— DATA SHOWN —
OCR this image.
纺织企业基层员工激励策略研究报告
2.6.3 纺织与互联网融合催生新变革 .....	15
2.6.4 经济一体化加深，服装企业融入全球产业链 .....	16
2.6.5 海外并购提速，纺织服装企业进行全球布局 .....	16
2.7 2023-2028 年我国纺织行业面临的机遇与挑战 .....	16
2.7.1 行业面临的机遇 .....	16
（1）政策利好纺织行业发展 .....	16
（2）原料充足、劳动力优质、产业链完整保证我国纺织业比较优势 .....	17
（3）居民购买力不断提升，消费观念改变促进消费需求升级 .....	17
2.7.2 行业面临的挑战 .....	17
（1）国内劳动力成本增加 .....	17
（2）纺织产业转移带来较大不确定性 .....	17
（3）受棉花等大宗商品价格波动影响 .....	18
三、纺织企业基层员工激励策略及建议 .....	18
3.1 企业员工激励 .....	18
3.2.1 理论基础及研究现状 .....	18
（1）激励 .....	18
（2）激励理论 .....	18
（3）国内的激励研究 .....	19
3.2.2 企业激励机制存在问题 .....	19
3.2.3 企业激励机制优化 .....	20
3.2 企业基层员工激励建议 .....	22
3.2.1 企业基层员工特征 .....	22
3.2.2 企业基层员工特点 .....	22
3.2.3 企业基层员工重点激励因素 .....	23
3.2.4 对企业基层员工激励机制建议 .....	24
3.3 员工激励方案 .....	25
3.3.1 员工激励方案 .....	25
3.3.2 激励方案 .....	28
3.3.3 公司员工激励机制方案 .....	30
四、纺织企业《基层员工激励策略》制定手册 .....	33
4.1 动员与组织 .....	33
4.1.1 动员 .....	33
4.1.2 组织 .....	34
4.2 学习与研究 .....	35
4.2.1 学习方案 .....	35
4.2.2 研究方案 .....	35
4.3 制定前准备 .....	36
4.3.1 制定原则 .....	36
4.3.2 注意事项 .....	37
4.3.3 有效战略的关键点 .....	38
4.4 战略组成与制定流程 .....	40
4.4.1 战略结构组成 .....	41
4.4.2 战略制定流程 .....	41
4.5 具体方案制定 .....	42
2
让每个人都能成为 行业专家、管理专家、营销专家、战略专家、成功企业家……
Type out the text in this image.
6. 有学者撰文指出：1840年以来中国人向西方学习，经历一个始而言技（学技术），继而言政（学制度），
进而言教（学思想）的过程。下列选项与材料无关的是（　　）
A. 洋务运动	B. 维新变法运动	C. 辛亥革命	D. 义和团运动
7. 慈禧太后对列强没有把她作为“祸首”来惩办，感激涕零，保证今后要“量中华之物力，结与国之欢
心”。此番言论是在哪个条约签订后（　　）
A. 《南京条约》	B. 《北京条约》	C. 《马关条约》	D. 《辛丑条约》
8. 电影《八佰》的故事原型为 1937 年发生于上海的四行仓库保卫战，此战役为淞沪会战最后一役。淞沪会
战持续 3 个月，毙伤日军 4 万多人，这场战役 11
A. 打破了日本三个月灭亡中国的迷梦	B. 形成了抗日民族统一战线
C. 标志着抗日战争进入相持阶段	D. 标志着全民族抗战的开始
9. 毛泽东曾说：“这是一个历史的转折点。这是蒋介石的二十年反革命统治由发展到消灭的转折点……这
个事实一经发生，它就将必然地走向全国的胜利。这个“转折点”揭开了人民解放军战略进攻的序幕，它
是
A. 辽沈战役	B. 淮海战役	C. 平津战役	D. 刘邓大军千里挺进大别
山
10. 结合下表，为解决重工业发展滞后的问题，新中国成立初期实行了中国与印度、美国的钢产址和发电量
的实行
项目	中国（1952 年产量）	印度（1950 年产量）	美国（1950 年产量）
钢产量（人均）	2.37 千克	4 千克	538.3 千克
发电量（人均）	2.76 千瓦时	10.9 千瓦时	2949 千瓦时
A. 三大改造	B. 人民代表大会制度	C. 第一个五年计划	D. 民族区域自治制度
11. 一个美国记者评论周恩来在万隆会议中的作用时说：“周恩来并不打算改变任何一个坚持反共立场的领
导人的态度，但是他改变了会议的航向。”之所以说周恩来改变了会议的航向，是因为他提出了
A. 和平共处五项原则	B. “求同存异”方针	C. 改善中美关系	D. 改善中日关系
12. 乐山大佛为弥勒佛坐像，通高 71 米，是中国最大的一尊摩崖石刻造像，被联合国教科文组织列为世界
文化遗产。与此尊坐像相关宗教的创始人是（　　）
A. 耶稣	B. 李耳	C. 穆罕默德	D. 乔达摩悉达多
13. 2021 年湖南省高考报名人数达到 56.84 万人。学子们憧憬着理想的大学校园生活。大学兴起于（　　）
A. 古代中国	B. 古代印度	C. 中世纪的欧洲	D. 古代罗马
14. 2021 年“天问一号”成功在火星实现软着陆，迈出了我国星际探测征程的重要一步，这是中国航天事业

— STATED PROBLEM —
Show all lines in the entries above where the string "image" appears.

— ANSWER TO THE PROBLEM —
OCR this image.
Type out the text in this image.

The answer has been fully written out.